---------- Material for this task

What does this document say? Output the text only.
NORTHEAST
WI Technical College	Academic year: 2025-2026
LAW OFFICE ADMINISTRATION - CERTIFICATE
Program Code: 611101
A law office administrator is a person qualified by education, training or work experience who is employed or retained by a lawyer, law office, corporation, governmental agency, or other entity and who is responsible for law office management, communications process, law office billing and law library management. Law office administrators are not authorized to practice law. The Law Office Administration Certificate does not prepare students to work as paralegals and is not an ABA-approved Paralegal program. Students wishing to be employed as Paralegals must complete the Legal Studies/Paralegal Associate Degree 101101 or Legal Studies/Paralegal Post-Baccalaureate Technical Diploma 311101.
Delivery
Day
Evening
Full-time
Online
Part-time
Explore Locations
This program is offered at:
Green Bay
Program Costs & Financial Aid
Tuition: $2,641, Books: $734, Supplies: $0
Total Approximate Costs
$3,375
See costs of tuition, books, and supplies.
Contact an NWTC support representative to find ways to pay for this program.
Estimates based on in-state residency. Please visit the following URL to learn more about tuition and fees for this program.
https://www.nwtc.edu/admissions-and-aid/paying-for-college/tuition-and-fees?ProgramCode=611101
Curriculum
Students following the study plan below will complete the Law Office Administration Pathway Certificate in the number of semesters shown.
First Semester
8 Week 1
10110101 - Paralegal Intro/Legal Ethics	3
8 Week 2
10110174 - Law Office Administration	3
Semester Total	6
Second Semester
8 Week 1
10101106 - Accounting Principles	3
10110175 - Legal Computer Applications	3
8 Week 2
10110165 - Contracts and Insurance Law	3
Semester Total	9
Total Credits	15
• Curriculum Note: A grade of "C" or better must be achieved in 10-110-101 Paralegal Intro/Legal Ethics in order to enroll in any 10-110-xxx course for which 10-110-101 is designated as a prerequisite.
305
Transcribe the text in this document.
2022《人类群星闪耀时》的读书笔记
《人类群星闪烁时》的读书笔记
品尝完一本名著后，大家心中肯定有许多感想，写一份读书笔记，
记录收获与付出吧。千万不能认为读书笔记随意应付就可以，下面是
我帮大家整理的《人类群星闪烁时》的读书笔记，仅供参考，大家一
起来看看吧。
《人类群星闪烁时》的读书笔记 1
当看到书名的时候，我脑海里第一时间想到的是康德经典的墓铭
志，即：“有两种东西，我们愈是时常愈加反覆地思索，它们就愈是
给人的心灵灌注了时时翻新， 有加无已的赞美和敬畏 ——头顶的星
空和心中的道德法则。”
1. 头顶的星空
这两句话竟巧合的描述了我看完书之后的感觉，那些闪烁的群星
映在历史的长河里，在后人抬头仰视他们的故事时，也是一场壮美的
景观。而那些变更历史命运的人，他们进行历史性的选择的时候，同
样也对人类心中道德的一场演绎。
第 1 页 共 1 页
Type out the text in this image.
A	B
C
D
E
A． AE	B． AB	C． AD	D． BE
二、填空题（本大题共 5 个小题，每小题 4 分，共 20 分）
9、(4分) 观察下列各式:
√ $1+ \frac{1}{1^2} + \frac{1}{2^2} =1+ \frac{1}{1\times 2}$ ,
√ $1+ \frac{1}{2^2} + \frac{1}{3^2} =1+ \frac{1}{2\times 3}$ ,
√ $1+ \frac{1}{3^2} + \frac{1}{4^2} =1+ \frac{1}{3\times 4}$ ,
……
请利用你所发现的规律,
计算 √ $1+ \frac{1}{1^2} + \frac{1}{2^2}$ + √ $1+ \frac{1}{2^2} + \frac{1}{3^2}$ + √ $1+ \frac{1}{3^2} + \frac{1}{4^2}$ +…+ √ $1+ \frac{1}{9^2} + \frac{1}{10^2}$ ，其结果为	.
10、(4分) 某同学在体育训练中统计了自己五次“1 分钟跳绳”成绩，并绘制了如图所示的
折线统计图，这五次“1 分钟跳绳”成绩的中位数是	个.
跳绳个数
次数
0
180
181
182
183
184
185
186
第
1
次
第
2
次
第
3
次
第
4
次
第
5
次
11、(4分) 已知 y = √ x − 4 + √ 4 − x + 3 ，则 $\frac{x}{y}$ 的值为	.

--------------------

Collect each line holding the string "的读书笔记".

2022《人类群星闪耀时》的读书笔记
《人类群星闪烁时》的读书笔记
我帮大家整理的《人类群星闪烁时》的读书笔记，仅供参考，大家一
《人类群星闪烁时》的读书笔记 1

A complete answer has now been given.